__WORK REQUIRED__
Copy out all lines that carry the word "icon".

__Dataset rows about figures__

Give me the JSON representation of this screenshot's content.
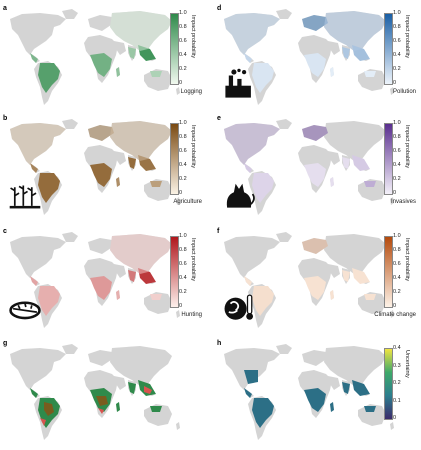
{
  "panels": [
    {
      "letter": "a",
      "label": "Logging",
      "cbar_title": "Impact probability",
      "ticks": [
        "1.0",
        "0.8",
        "0.6",
        "0.4",
        "0.2",
        "0"
      ],
      "colors": [
        "#f1f9ef",
        "#2f8a4b"
      ],
      "icon": ""
    },
    {
      "letter": "d",
      "label": "Pollution",
      "cbar_title": "Impact probability",
      "ticks": [
        "1.0",
        "0.8",
        "0.6",
        "0.4",
        "0.2",
        "0"
      ],
      "colors": [
        "#eef4fb",
        "#1a5fa5"
      ],
      "icon": "factory-icon"
    },
    {
      "letter": "b",
      "label": "Agriculture",
      "cbar_title": "Impact probability",
      "ticks": [
        "1.0",
        "0.8",
        "0.6",
        "0.4",
        "0.2",
        "0"
      ],
      "colors": [
        "#fbf3e6",
        "#7a4a12"
      ],
      "icon": "crops-icon"
    },
    {
      "letter": "e",
      "label": "Invasives",
      "cbar_title": "Impact probability",
      "ticks": [
        "1.0",
        "0.8",
        "0.6",
        "0.4",
        "0.2",
        "0"
      ],
      "colors": [
        "#f4f1f9",
        "#5a2f8f"
      ],
      "icon": "cat-icon"
    },
    {
      "letter": "c",
      "label": "Hunting",
      "cbar_title": "Impact probability",
      "ticks": [
        "1.0",
        "0.8",
        "0.6",
        "0.4",
        "0.2",
        "0"
      ],
      "colors": [
        "#fdf0ec",
        "#b0171d"
      ],
      "icon": "trap-icon"
    },
    {
      "letter": "f",
      "label": "Climate change",
      "cbar_title": "Impact probability",
      "ticks": [
        "1.0",
        "0.8",
        "0.6",
        "0.4",
        "0.2",
        "0"
      ],
      "colors": [
        "#fef3e8",
        "#b44a0c"
      ],
      "icon": "globe-thermometer-icon"
    },
    {
      "letter": "g",
      "label": "",
      "cbar_title": "",
      "ticks": [],
      "colors": [
        "#2f8a4b",
        "#7a5c1e",
        "#d9534f"
      ],
      "icon": ""
    },
    {
      "letter": "h",
      "label": "",
      "cbar_title": "Uncertainty",
      "ticks": [
        "0.4",
        "0.3",
        "0.2",
        "0.1",
        "0"
      ],
      "colors": [
        "#3b2a6b",
        "#2c7e8e",
        "#3fa96a",
        "#f0e442"
      ],
      "icon": ""
    }
  ]
}
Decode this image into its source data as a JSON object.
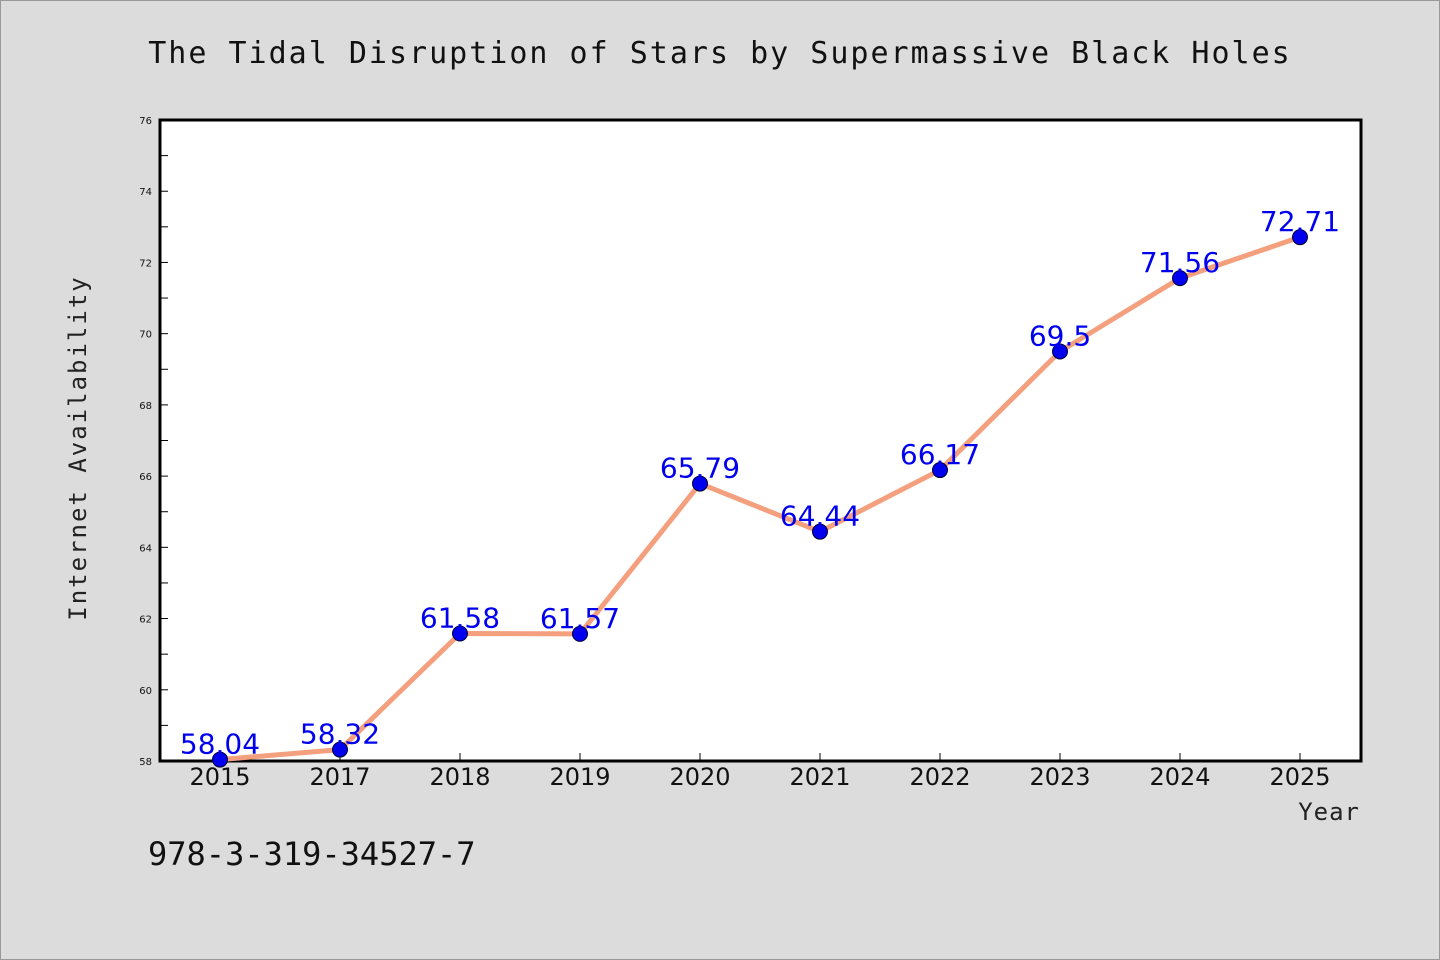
{
  "chart_data": {
    "type": "line",
    "title": "The Tidal Disruption of Stars by Supermassive Black Holes",
    "xlabel": "Year",
    "ylabel": "Internet Availability",
    "categories": [
      "2015",
      "2017",
      "2018",
      "2019",
      "2020",
      "2021",
      "2022",
      "2023",
      "2024",
      "2025"
    ],
    "series": [
      {
        "values": [
          58.04,
          58.32,
          61.58,
          61.57,
          65.79,
          64.44,
          66.17,
          69.5,
          71.56,
          72.71
        ],
        "labels": [
          "58.04",
          "58.32",
          "61.58",
          "61.57",
          "65.79",
          "64.44",
          "66.17",
          "69.5",
          "71.56",
          "72.71"
        ]
      }
    ],
    "ylim": [
      58,
      76
    ],
    "yticks": [
      "58",
      "60",
      "62",
      "64",
      "66",
      "68",
      "70",
      "72",
      "74",
      "76"
    ],
    "grid": false,
    "line_color": "#f4a07e",
    "marker_color": "#0000ee",
    "label_color": "#0000ee"
  },
  "footer": {
    "isbn": "978-3-319-34527-7"
  }
}
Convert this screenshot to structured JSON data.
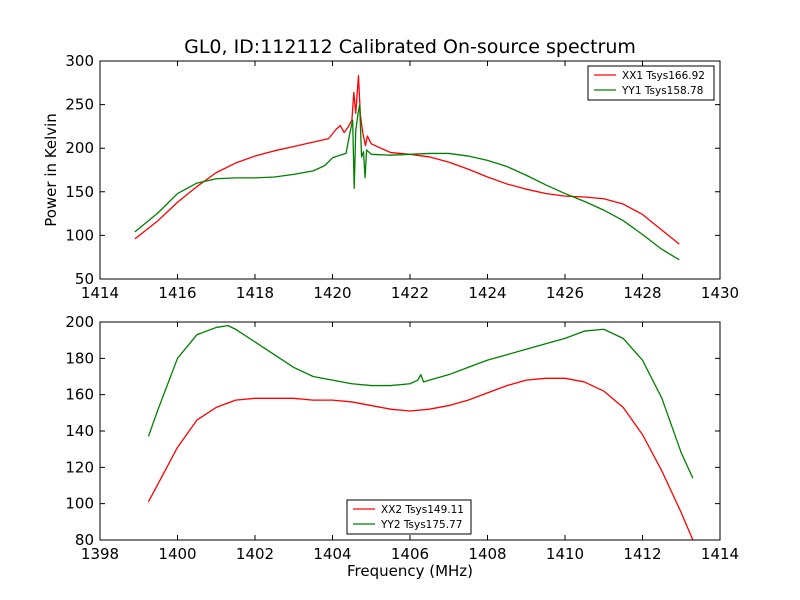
{
  "figure": {
    "title": "GL0, ID:112112 Calibrated On-source spectrum",
    "xlabel": "Frequency (MHz)",
    "colors": {
      "red": "#ff0000",
      "green": "#008000"
    }
  },
  "chart_data": [
    {
      "type": "line",
      "title": "GL0, ID:112112 Calibrated On-source spectrum",
      "xlabel": "",
      "ylabel": "Power in Kelvin",
      "xlim": [
        1414,
        1430
      ],
      "ylim": [
        50,
        300
      ],
      "xticks": [
        "1414",
        "1416",
        "1418",
        "1420",
        "1422",
        "1424",
        "1426",
        "1428",
        "1430"
      ],
      "yticks": [
        "50",
        "100",
        "150",
        "200",
        "250",
        "300"
      ],
      "grid": false,
      "legend_position": "top-right",
      "series": [
        {
          "name": "XX1 Tsys166.92",
          "color": "#ff0000",
          "points": [
            [
              1414.9,
              96
            ],
            [
              1415.5,
              117
            ],
            [
              1416,
              138
            ],
            [
              1416.5,
              156
            ],
            [
              1417,
              172
            ],
            [
              1417.5,
              183
            ],
            [
              1418,
              191
            ],
            [
              1418.5,
              197
            ],
            [
              1419,
              202
            ],
            [
              1419.5,
              207
            ],
            [
              1419.9,
              211
            ],
            [
              1420.1,
              222
            ],
            [
              1420.2,
              226
            ],
            [
              1420.3,
              218
            ],
            [
              1420.4,
              224
            ],
            [
              1420.5,
              232
            ],
            [
              1420.55,
              264
            ],
            [
              1420.6,
              240
            ],
            [
              1420.67,
              283
            ],
            [
              1420.72,
              238
            ],
            [
              1420.78,
              218
            ],
            [
              1420.85,
              203
            ],
            [
              1420.9,
              214
            ],
            [
              1421,
              205
            ],
            [
              1421.5,
              195
            ],
            [
              1422,
              193
            ],
            [
              1422.5,
              190
            ],
            [
              1423,
              184
            ],
            [
              1423.5,
              176
            ],
            [
              1424,
              167
            ],
            [
              1424.5,
              159
            ],
            [
              1425,
              153
            ],
            [
              1425.5,
              148
            ],
            [
              1426,
              145
            ],
            [
              1426.5,
              144
            ],
            [
              1427,
              142
            ],
            [
              1427.5,
              136
            ],
            [
              1428,
              124
            ],
            [
              1428.5,
              106
            ],
            [
              1428.95,
              90
            ]
          ]
        },
        {
          "name": "YY1 Tsys158.78",
          "color": "#008000",
          "points": [
            [
              1414.9,
              104
            ],
            [
              1415.5,
              126
            ],
            [
              1416,
              148
            ],
            [
              1416.5,
              160
            ],
            [
              1417,
              165
            ],
            [
              1417.5,
              166
            ],
            [
              1418,
              166
            ],
            [
              1418.5,
              167
            ],
            [
              1419,
              170
            ],
            [
              1419.5,
              174
            ],
            [
              1419.8,
              180
            ],
            [
              1420,
              189
            ],
            [
              1420.2,
              192
            ],
            [
              1420.35,
              194
            ],
            [
              1420.45,
              218
            ],
            [
              1420.52,
              232
            ],
            [
              1420.56,
              154
            ],
            [
              1420.6,
              220
            ],
            [
              1420.66,
              240
            ],
            [
              1420.7,
              250
            ],
            [
              1420.75,
              190
            ],
            [
              1420.8,
              196
            ],
            [
              1420.84,
              166
            ],
            [
              1420.88,
              198
            ],
            [
              1421,
              193
            ],
            [
              1421.5,
              192
            ],
            [
              1422,
              193
            ],
            [
              1422.5,
              194
            ],
            [
              1423,
              194
            ],
            [
              1423.5,
              191
            ],
            [
              1424,
              186
            ],
            [
              1424.5,
              179
            ],
            [
              1425,
              169
            ],
            [
              1425.5,
              158
            ],
            [
              1426,
              148
            ],
            [
              1426.5,
              139
            ],
            [
              1427,
              129
            ],
            [
              1427.5,
              117
            ],
            [
              1428,
              101
            ],
            [
              1428.5,
              84
            ],
            [
              1428.95,
              72
            ]
          ]
        }
      ]
    },
    {
      "type": "line",
      "xlabel": "Frequency (MHz)",
      "ylabel": "",
      "xlim": [
        1398,
        1414
      ],
      "ylim": [
        80,
        200
      ],
      "xticks": [
        "1398",
        "1400",
        "1402",
        "1404",
        "1406",
        "1408",
        "1410",
        "1412",
        "1414"
      ],
      "yticks": [
        "80",
        "100",
        "120",
        "140",
        "160",
        "180",
        "200"
      ],
      "grid": false,
      "legend_position": "bottom-center",
      "series": [
        {
          "name": "XX2 Tsys149.11",
          "color": "#ff0000",
          "points": [
            [
              1399.25,
              101
            ],
            [
              1399.5,
              111
            ],
            [
              1400,
              131
            ],
            [
              1400.5,
              146
            ],
            [
              1401,
              153
            ],
            [
              1401.5,
              157
            ],
            [
              1402,
              158
            ],
            [
              1402.5,
              158
            ],
            [
              1403,
              158
            ],
            [
              1403.5,
              157
            ],
            [
              1404,
              157
            ],
            [
              1404.5,
              156
            ],
            [
              1405,
              154
            ],
            [
              1405.5,
              152
            ],
            [
              1406,
              151
            ],
            [
              1406.5,
              152
            ],
            [
              1407,
              154
            ],
            [
              1407.5,
              157
            ],
            [
              1408,
              161
            ],
            [
              1408.5,
              165
            ],
            [
              1409,
              168
            ],
            [
              1409.5,
              169
            ],
            [
              1410,
              169
            ],
            [
              1410.5,
              167
            ],
            [
              1411,
              162
            ],
            [
              1411.5,
              153
            ],
            [
              1412,
              138
            ],
            [
              1412.5,
              118
            ],
            [
              1413,
              95
            ],
            [
              1413.3,
              80
            ]
          ]
        },
        {
          "name": "YY2 Tsys175.77",
          "color": "#008000",
          "points": [
            [
              1399.25,
              137
            ],
            [
              1399.5,
              152
            ],
            [
              1400,
              180
            ],
            [
              1400.5,
              193
            ],
            [
              1401,
              197
            ],
            [
              1401.3,
              198
            ],
            [
              1401.5,
              196
            ],
            [
              1402,
              189
            ],
            [
              1402.5,
              182
            ],
            [
              1403,
              175
            ],
            [
              1403.5,
              170
            ],
            [
              1404,
              168
            ],
            [
              1404.5,
              166
            ],
            [
              1405,
              165
            ],
            [
              1405.5,
              165
            ],
            [
              1406,
              166
            ],
            [
              1406.2,
              168
            ],
            [
              1406.28,
              171
            ],
            [
              1406.35,
              167
            ],
            [
              1406.5,
              168
            ],
            [
              1407,
              171
            ],
            [
              1407.5,
              175
            ],
            [
              1408,
              179
            ],
            [
              1408.5,
              182
            ],
            [
              1409,
              185
            ],
            [
              1409.5,
              188
            ],
            [
              1410,
              191
            ],
            [
              1410.5,
              195
            ],
            [
              1411,
              196
            ],
            [
              1411.5,
              191
            ],
            [
              1412,
              179
            ],
            [
              1412.5,
              158
            ],
            [
              1413,
              128
            ],
            [
              1413.3,
              114
            ]
          ]
        }
      ]
    }
  ]
}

__THE RESULT__
      "icon": ""
      "icon": "factory-icon"
      "icon": "crops-icon"
      "icon": "cat-icon"
      "icon": "trap-icon"
      "icon": "globe-thermometer-icon"
      "icon": ""
      "icon": ""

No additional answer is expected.